SHORT TASK:
Scan the material for the word "admanagerplus", and copy each line where it shows up.

RECORDS SHOWN:
▼▼▼

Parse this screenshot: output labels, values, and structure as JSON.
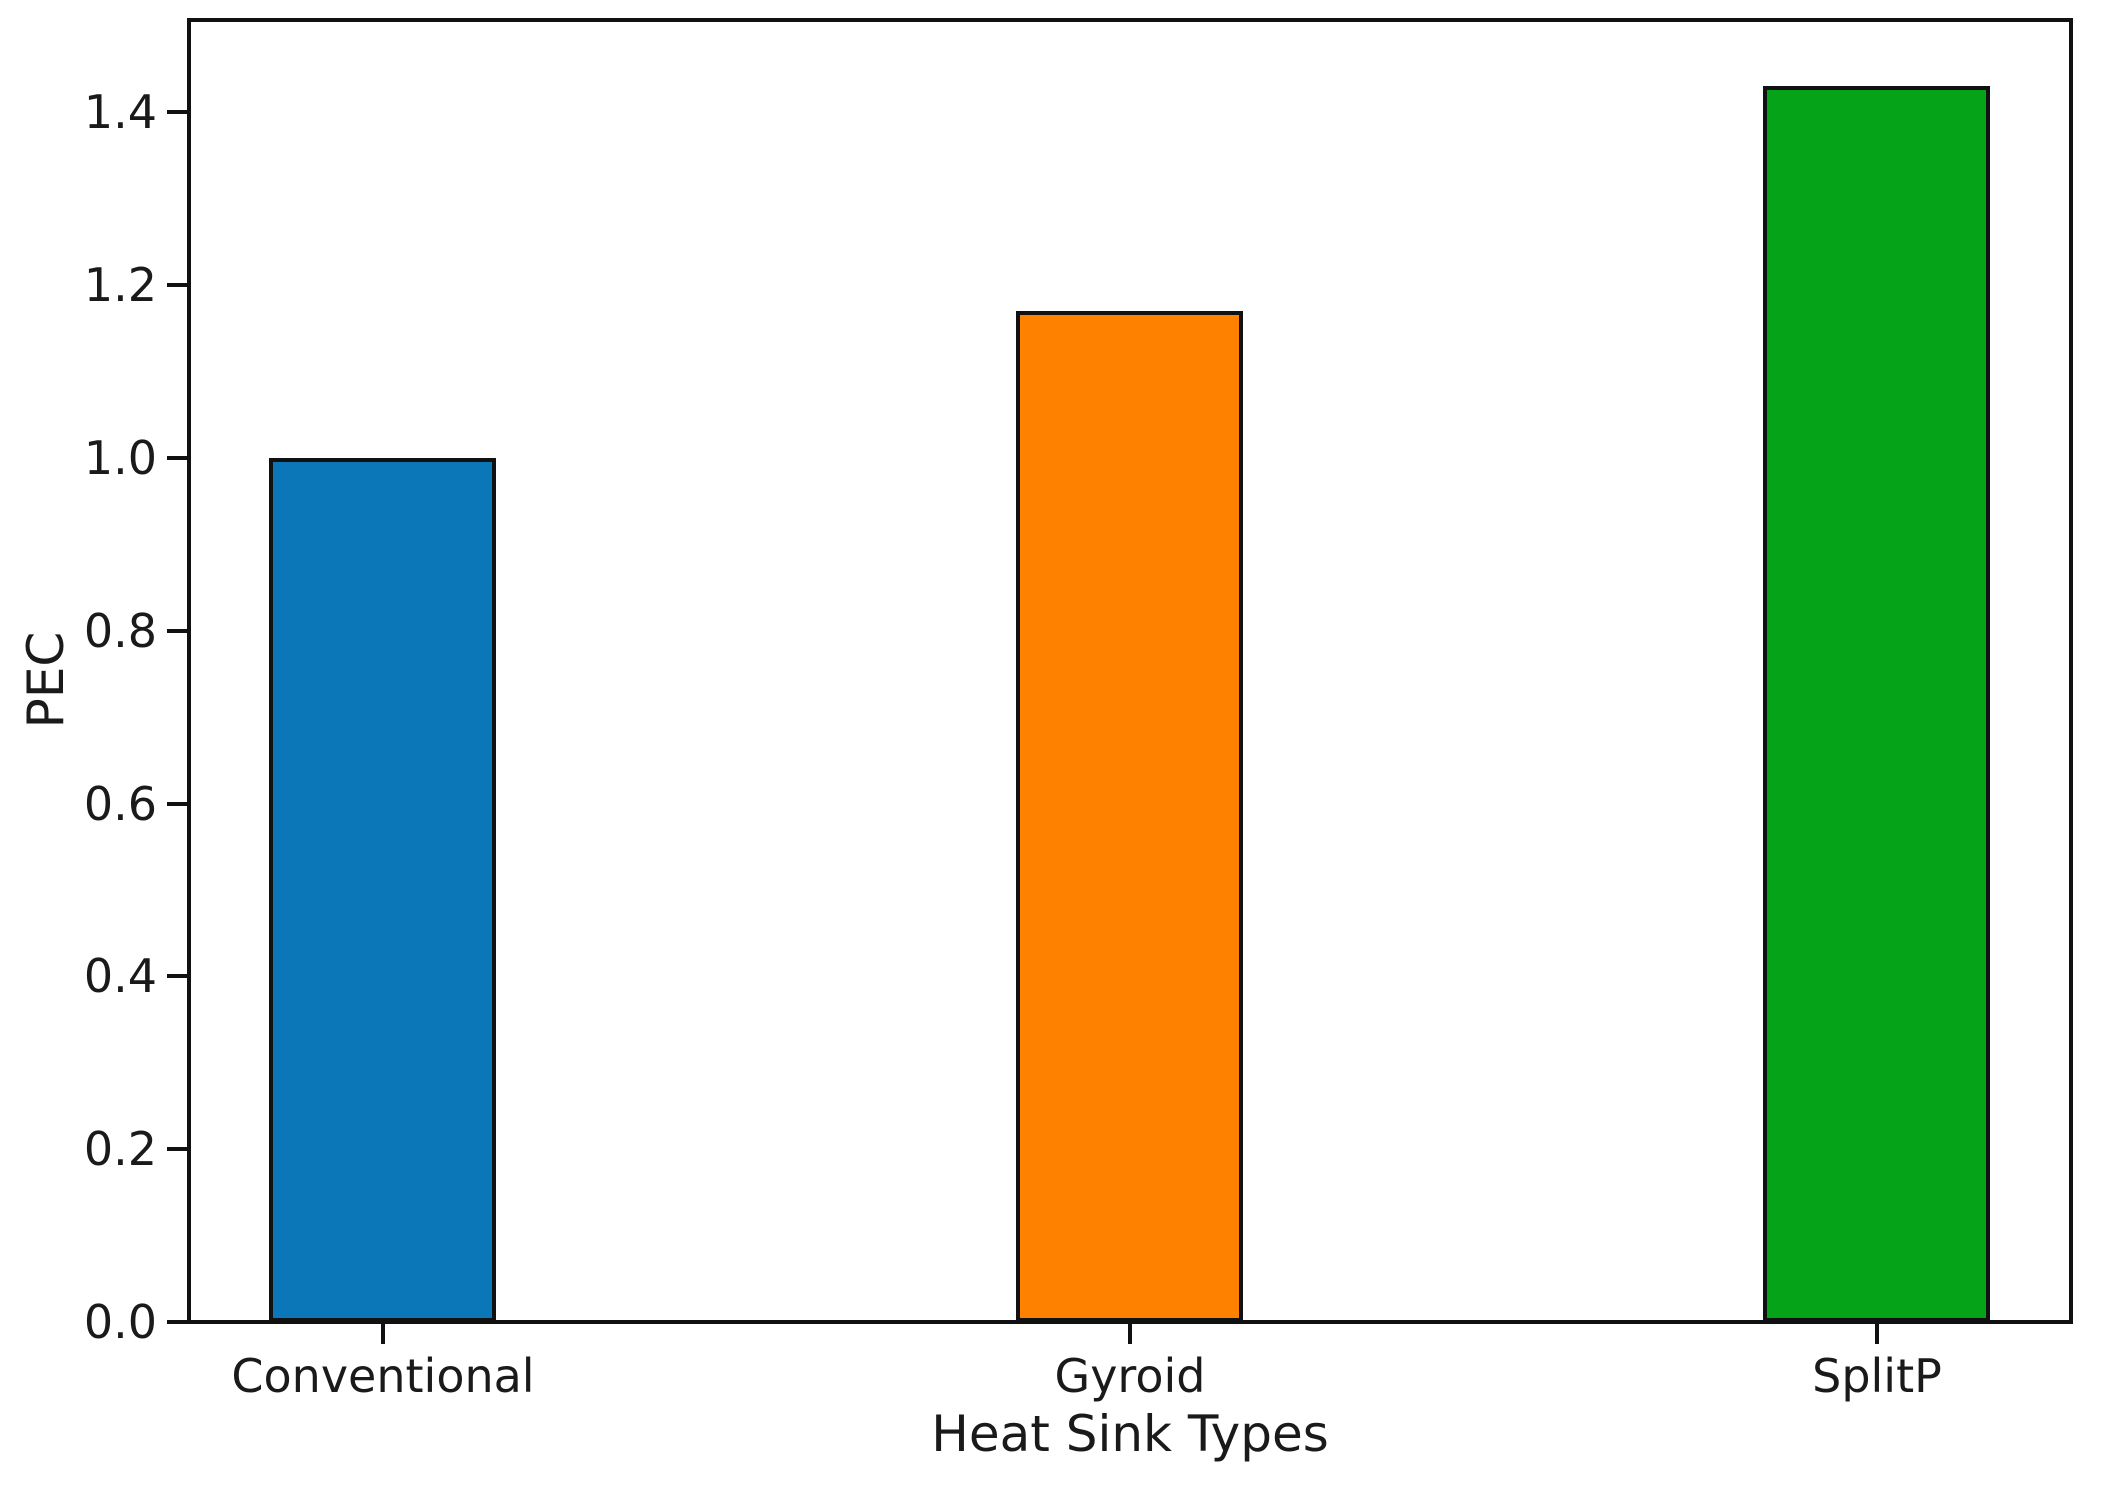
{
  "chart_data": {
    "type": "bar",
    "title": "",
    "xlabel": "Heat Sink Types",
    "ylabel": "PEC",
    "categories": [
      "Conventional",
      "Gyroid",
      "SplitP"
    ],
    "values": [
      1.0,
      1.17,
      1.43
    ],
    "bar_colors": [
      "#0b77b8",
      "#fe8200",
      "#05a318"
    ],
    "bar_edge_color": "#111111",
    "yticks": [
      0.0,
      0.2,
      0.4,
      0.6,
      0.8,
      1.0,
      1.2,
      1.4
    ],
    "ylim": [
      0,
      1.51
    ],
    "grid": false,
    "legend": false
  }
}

▲▲▲
▼▼▼

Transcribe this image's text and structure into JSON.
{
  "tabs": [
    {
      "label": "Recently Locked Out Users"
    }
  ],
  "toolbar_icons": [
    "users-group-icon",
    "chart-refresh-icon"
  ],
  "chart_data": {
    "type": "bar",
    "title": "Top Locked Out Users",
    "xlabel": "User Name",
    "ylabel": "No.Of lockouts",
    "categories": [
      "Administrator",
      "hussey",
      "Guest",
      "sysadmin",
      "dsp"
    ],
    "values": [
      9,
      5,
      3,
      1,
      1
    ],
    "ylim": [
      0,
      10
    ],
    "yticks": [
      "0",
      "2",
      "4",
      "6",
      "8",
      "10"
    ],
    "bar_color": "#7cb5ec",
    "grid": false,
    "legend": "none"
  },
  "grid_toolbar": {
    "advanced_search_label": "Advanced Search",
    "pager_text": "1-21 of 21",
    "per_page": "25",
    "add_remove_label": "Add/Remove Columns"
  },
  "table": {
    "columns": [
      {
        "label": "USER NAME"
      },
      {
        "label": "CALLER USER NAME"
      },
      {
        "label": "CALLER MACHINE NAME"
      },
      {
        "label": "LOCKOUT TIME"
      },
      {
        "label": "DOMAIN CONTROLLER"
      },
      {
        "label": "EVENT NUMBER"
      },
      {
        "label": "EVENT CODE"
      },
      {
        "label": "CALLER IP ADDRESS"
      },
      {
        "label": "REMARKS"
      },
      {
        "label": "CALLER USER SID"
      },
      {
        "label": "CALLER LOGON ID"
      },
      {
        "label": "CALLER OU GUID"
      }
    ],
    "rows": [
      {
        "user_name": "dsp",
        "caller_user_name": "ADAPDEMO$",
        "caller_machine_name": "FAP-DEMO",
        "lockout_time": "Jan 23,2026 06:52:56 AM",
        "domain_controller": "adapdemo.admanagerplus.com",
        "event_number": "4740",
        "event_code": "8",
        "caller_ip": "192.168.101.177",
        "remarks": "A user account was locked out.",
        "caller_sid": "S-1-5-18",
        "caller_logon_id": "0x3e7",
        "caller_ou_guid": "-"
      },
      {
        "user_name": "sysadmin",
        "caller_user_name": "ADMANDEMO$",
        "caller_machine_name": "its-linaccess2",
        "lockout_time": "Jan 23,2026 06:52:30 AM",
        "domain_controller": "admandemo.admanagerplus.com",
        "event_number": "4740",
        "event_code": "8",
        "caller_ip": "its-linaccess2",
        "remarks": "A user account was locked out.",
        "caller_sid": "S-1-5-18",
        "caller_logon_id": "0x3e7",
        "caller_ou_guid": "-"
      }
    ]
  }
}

▲▲▲

FULL RESPONSE:
        "domain_controller": "adapdemo.admanagerplus.com",
        "domain_controller": "admandemo.admanagerplus.com",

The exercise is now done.